- [Exercise passage]
──────────────────────────────
MSUI (Mission Support User Interface)
The executable for the user interface application is “msui”. A short description of how to start the program is given by the –help option. The program should open the main window of the user interface, from which you can open further windows, including top view, side view and so on.
Configuration for the user interface is located in “msui_settings.json”. In this file, you can specify, for instance, the default WMS URLs for the WMS client, the size of the local image cache (the MSUI caches retrieved WMS images to accelerate repeated retrievals), or the predefined locations that the user can select in the table view.
A few options influencing the appearance of the displayed plots and flight tracks (colours etc.) can be set directly in the user interface (top view and side view).
Configuration of MSUI
The settings file msui_settings file includes configuration settings central to the entire Mission Support User Interface (msui). Among others, define
available map projections
vertical section interpolation options
the lists of predefined web service URLs
predefined waypoints for the table view
If you don’t have a msui_settings.json then default configuration is in place.
Store this msui_settings.json in a path, e.g. “$HOME/.config/mss”
The file could be loaded by the File Configuration dialog or by the environment variable msui_settings pointing to your msui_settings.json.
/$HOME/.config/msui/msui_settings.json
{
"data_dir": "~/mssdata",
"filepicker_default": "default",
"import_plugins": {
"FliteStar": ["fls", "mslib.plugins.io.flitestar", "load_from_flitestar"],
"Text": ["txt", "mslib.plugins.io.text", "load_from_txt"]
},
"export_plugins": {
"Text": ["txt", "mslib.plugins.io.text", "save_to_txt"],
"KML": ["kml", "mslib.plugins.io.kml", "save_to_kml"],
"GPX": ["gpx", "mslib.plugins.io.gpx", "save_to_gpx"]
},
"layout": {
"topview": [963, 702],
"sideview": [913, 557],
"tableview": [1236, 424],
"immutable": false
},
"locations": {
"EDMO": [48.08, 11.28],
"Hannover": [52.37, 9.74],
"Hamburg": [53.55, 9.99],
"Juelich": [50.92, 6.36],
"Leipzig": [51.34, 12.37],
"Muenchen": [48.14, 11.57],
"Stuttgart": [48.78, 9.18],
"Wien": [48.20833, 16.373064],
"Zugspitze": [47.42, 10.98],
"Kiruna": [67.821, 20.336],
"Ny-Alesund": [78.928, 11.986]
},
"predefined_map_sections": {
"01 Europe (cyl)": {"CRS": "EPSG:4326",
"map": {"llcrnrlon": -15.0, "llcrnrlat": 35.0,
"urcrnrlon": 30.0, "urcrnrlat": 65.0}},
"02 Germany (cyl)": {"CRS": "EPSG:4326",
"map": {"llcrnrlon": 5.0, "llcrnrlat": 45.0,
"urcrnrlon": 15.0, "urcrnrlat": 57.0}},
"03 Global (cyl)": {"CRS": "EPSG:4326",
"map": {"llcrnrlon": -180.0, "llcrnrlat": -90.0,
"urcrnrlon": 180.0, "urcrnrlat": 90.0}},
"04 Shannon (stereo)": {"CRS": "EPSG:77752350",
"map": {"llcrnrlon": -45.0, "llcrnrlat": 22.0,
"urcrnrlon": 45.0, "urcrnrlat": 63.0}},
"05 Northern Hemisphere (stereo)": {"CRS": "EPSG:77790000",
"map": {"llcrnrlon": -45.0, "llcrnrlat": 0.0,
"urcrnrlon": 135.0, "urcrnrlat": 0.0}},
"06 Southern Hemisphere (stereo)": {"CRS": "EPSG:77890000",
"map": {"llcrnrlon": 45.0, "llcrnrlat": 0.0,
"urcrnrlon": -135.0, "urcrnrlat": 0.0}}
},
"new_flighttrack_template": ["Kiruna", "Ny-Alesund"],
"new_flighttrack_flightlevel": 250,
"num_interpolation_points": 201,
"num_labels": 10,
"WMS_request_timeout": 30,
"default_WMS": ["http://www.your-server.de/forecasts"],
"default_VSEC_WMS": ["http://www.your-server.de/forecasts"],
"default_LSEC_WMS": ["http://www.your-server.de/forecasts"],
"default_MSCOLAB": ["http://www.your-mscolab-server.de/"],
"WMS_login": {
"http://www.your-server.de/forecasts" : ["youruser", "yourpassword"]
},
"MSC_login": {
"http://www.your-mscolab-server.de" : ["youruser", "yourpassword"]
},
"MSCOLAB_mailid": "",
"MSCOLAB_password": ""
──────────────────────────────
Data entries
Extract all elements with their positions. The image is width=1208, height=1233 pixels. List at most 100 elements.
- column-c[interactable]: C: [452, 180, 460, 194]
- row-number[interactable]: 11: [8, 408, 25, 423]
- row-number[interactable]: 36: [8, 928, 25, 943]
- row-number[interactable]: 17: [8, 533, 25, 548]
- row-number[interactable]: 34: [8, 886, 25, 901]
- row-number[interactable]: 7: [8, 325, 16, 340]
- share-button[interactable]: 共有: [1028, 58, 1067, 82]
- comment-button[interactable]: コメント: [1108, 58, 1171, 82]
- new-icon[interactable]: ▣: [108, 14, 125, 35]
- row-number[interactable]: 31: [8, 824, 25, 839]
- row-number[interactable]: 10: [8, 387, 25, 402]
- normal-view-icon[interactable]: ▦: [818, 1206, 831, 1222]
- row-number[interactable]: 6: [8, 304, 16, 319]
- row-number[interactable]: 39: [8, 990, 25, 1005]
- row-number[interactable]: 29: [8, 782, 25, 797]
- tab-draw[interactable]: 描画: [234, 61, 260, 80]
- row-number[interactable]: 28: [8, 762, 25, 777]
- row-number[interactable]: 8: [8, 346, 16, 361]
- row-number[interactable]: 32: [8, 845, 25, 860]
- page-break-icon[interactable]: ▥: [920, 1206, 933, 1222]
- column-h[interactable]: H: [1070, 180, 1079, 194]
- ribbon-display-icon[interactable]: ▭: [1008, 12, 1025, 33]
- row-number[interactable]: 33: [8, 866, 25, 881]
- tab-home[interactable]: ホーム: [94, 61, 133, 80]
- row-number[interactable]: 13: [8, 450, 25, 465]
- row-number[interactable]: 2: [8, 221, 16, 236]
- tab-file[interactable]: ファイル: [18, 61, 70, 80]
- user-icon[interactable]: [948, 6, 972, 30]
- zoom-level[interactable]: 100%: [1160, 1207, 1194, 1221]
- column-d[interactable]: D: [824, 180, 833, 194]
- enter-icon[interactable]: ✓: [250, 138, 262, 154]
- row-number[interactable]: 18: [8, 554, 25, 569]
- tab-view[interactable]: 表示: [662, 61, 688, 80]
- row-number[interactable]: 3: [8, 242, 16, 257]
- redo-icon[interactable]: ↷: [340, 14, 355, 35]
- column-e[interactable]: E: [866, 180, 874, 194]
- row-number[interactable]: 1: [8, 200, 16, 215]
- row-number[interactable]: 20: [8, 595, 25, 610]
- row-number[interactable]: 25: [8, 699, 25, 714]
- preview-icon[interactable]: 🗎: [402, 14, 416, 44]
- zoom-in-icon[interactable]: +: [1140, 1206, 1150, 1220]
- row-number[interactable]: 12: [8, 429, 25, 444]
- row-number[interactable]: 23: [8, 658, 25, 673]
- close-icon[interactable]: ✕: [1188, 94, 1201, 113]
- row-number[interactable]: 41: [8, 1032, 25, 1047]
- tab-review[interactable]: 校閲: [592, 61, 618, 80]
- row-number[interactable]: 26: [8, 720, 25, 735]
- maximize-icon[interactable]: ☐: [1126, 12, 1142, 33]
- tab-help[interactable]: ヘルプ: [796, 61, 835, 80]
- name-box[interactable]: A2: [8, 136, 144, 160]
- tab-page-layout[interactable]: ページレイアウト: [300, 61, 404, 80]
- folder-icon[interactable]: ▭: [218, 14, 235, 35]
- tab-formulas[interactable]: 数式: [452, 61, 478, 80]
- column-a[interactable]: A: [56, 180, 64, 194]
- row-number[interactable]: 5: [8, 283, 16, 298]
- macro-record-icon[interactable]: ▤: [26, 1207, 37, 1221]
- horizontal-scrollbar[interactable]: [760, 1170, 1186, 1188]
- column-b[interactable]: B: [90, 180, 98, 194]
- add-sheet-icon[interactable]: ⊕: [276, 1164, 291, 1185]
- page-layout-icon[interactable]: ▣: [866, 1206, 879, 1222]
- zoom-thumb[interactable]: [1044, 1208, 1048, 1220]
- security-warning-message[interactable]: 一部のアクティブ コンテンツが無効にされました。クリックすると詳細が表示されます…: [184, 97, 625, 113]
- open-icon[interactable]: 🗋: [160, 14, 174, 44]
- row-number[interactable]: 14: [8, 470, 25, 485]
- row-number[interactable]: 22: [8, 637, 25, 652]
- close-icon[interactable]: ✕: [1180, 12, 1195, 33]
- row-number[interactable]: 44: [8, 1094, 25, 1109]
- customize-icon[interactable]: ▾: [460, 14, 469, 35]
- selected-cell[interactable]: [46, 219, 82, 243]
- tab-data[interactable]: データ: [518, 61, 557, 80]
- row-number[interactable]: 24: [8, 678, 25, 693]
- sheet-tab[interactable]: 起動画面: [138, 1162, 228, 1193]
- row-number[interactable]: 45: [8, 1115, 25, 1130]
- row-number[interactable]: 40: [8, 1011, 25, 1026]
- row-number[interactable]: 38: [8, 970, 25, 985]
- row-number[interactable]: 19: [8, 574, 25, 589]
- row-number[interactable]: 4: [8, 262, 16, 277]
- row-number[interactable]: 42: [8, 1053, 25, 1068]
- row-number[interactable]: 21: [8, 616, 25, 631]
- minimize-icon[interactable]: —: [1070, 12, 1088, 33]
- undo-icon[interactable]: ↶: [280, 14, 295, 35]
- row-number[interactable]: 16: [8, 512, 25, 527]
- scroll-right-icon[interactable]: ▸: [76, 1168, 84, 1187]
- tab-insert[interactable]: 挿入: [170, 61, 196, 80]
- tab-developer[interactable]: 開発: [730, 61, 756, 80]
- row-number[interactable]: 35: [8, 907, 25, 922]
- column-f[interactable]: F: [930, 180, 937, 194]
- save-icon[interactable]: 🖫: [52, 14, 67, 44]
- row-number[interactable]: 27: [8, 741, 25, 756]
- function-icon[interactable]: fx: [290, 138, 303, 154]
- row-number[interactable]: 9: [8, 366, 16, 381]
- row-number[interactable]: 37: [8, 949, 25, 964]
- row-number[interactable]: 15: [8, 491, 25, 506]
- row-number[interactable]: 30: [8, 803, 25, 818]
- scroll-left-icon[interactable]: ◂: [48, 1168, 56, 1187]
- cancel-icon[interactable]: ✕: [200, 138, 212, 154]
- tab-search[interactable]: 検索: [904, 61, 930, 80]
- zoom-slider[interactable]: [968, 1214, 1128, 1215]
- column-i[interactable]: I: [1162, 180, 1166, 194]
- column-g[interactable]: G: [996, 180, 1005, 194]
──────────────────────────────
Continue the MSUI configuration page from the point where it stops. The rows are not needed for this exercise.

}
File I/O
For storage capabilities mss uses the PyFilesystem2 approach. The default data dir is predefined as a directory: ~/mssdata which is the same as osfs://~/mssdata.
PyFilesystem can open a filesystem via an FS URL, which is similar to a URL you might enter in to a browser. FS URLs are useful if you want to specify a filesystem dynamically, such as in a conf file or from the command line.
We have internally implemented PyFilesystem2
FS URLs are formatted in the following way:
<protocol>://<username>:<password>@<resource>
The components are as follows:
<protocol>
Identifies the type of filesystem to create. e.g.osfs
,ftp
.<username>
Optional username.<password>
Optional password.<resource>
A resource, which may be a domain, path, or both.
Here are a few examples:
osfs://~/projects
osfs://c://system32
ftp://ftp.example.org/pub
mem://
ftp://[user[:password]@]host[:port]/[directory]
webdav://[user[:password]@]host[:port]/[directory]
ssh://[user[:password]@]host[:port]/[directory]
File picker dialogue
MSS supports the use of a general file picker to access locations on remote machines facilitating collaboration on campaigns. To enable this feature apply
"filepicker_default": "fs",
to your configuration file. The allowed values are “qt” for QT-based dialogues, “fs” for fs_file_picker-based dialogues supporting remote locations, or “default” for the default dialogues. The default is currently identical to “qt”, but may change in upcoming releases.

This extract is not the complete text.